→ **ACTIONS TO TAKE**
(a) Rewrite the reader comments on studio windowing from "Didn’t the data" to "how the distribution channels are scheduled.", replacing "distribution channels" with "release windows".
(b) Carry on the reader comments on studio release windowing, starting after the last comment shown.

→ **EXTRACT**
22 Responses to “Analyst: Studios May Realize Their Windowing Dream”

  1. Visitor [Join Now]
    Vernon Dent [visitor]

    Didn’t the data & date experiment fail?

    “Bubble” by Steven Soderbergh was released simultaneously through all channels and grossed less than the craft services budget.

    When, oh when, will the “empty suits” in the entertainment industry realize that if they can’t collectively produce **desirable and added-value entertainment**, it doesn’t matter how the distribution channels are scheduled.

    • Visitor [Join Now]
      Vernon Dent [visitor]

      I have to proof-read better :)!

      Didn’t the day & date experiment fail?

      “Bubble” by Steven Soderbergh was released simultaneously through all channels and grossed less than the craft services budget.

      When, oh when, will the “empty suits” in the entertainment industry realize that if they can’t collectively produce **desirable and added-value entertainment**, it doesn’t matter how and when the distribution channels are scheduled.

      • Visitor [Join Now]
        Vernon Dent [visitor]

        Still not right!

        I have to proof-read better :)!

        Didn’t the day & date experiment fail?

        “Bubble” by Steven Soderbergh was released simultaneously through all channels and grossed less than the craft service’s budget.

        When, oh when, will the “empty suits” in the entertainment industry realize that if they can’t collectively produce **desirable and added-value entertainment**, it doesn’t matter how and when the distribution channels are scheduled.

  2. Visitor [Join Now]
    Farva [visitor]

    Good for Disney taking the initiative to give customers what they once instead of doing what some of these other studios are doing and trying to force customers to do what the studios what them to do.

    • Visitor [Join Now]
      Farva [visitor]

      Good for Disney taking the initiative to give customers what they WANT instead of doing what some of these other studios are doing and trying to force customers to do what the studios what them to do.

→ **RECORDS PROVIDED**
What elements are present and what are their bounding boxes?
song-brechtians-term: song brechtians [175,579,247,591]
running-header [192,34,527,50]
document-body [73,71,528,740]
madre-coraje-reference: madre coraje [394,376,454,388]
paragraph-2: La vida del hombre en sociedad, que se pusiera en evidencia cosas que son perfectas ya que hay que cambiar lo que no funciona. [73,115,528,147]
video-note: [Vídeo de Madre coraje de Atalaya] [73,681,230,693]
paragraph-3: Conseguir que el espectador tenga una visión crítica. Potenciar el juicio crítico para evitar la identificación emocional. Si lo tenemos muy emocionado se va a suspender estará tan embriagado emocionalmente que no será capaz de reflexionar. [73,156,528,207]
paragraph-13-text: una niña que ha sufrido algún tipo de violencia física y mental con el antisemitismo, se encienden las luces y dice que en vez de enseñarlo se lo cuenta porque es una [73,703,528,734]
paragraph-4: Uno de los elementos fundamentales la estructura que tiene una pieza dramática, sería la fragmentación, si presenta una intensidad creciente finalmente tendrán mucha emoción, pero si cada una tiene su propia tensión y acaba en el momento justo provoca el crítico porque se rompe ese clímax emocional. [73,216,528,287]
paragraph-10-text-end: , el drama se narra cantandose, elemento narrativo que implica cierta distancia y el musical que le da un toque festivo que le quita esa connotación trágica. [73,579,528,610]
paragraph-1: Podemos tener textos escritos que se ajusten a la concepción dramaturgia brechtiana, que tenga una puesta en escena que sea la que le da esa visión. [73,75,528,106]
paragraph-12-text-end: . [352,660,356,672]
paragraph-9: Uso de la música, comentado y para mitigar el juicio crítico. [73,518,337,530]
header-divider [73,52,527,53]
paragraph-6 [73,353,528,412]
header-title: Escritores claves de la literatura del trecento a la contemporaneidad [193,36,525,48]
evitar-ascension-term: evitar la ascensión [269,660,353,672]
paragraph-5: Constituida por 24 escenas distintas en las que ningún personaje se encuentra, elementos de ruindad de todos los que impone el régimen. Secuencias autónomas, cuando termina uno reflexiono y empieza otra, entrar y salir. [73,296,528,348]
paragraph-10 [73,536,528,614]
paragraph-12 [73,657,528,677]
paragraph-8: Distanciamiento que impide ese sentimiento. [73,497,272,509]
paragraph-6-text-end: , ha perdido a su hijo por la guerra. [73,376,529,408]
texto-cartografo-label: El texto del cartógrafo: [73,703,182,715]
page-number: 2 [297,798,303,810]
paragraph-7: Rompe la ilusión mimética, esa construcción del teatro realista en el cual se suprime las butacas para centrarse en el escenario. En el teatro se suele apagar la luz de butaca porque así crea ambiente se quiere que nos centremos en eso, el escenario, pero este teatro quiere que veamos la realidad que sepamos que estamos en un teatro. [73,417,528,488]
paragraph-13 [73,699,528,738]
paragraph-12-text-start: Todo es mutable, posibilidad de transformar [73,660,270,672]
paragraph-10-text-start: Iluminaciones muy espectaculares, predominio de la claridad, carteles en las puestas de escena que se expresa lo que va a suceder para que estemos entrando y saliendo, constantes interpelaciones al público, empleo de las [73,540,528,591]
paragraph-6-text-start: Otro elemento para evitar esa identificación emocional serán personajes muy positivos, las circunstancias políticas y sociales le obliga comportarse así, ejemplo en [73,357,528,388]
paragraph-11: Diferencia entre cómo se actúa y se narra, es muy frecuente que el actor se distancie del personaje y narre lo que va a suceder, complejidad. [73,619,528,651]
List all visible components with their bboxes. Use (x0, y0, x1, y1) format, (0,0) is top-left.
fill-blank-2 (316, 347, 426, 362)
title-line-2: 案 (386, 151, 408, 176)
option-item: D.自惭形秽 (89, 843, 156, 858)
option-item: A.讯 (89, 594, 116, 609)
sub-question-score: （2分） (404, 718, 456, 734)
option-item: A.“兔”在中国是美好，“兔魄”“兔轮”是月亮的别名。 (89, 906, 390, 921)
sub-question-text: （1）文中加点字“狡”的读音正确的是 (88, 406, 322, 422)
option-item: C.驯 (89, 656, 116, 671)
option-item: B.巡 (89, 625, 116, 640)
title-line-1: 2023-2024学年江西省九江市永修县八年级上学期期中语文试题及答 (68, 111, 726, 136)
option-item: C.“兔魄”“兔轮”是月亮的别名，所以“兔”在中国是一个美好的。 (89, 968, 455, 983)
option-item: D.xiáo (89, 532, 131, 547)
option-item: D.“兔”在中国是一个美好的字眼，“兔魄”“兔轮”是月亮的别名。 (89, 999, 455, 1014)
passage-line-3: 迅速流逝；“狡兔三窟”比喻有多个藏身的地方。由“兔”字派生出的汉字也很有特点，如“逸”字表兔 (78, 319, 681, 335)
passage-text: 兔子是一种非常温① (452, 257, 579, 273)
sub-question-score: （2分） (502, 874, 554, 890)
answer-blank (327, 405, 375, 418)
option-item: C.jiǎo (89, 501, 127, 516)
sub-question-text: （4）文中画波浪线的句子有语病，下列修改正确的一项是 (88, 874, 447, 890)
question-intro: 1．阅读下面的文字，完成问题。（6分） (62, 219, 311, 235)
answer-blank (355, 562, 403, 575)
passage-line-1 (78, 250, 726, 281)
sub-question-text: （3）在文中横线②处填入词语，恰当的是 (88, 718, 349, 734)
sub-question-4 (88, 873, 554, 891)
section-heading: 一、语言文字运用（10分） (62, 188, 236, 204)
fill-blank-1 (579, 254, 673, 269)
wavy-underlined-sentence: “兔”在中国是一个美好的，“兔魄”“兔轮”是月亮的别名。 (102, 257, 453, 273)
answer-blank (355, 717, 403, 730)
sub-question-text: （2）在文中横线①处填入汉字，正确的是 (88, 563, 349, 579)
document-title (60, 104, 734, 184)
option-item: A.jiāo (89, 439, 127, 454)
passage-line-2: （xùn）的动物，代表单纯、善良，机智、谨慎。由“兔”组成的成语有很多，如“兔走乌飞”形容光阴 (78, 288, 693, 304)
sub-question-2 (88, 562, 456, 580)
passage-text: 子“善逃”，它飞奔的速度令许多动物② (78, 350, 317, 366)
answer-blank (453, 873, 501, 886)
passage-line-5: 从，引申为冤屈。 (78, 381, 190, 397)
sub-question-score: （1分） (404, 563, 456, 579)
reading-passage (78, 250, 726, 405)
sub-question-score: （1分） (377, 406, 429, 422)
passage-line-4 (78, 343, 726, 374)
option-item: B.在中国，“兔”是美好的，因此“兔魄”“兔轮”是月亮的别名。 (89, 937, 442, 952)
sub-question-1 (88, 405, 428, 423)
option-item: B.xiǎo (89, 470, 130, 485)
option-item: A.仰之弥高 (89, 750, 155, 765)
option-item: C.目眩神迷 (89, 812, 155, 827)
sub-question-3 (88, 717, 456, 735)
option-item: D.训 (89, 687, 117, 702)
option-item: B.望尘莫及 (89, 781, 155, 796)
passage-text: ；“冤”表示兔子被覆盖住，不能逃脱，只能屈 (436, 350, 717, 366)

→ **THE ANSWERS**
(a)
Didn’t the data & date experiment fail?

    “Bubble” by Steven Soderbergh was released simultaneously through all channels and grossed less than the craft services budget.

    When, oh when, will the “empty suits” in the entertainment industry realize that if they can’t collectively produce **desirable and added-value entertainment**, it doesn’t matter how the release windows are scheduled.

(b)
      (fixed a word)

  3. Visitor [Join Now]
    Firstlawofnature [visitor]

    Theater groups will hate the new premium VOD offer. Expect a fight there even though I’d bet this doesn’t gain much traction with consumers anyway. Pay TV also won’t like it and once their blocking rights clear one could assume they will adjust downward what they will pay for the new rights with the premium VOD ahead of them. This new window will not be a cakewalk for the studios. Regular VOD a few months later at 1/5th the cost probably will compete well.

    The analyst continues to be misguided in his focus on kiosks as the root cause of the studios woes. Even without Redbox the negative trends on sell through would still be present and some other entity would be getting the blame. The median transaction for Redbox is an impulse rental from a busy mom. Cannibalization is myth. Sure there is some but not much. That being said the studios have a lot at stake so they should experiment away with 28 days. They’ll figure out soon enough that it won’t help sell through or VOD much.

    • Visitor [Join Now]
      Consumer [visitor]

      First, “Bubble” doesn’t really count. It did poor theatrically, VOD and on DVD. A poor of example how this program works in the mind of a studio.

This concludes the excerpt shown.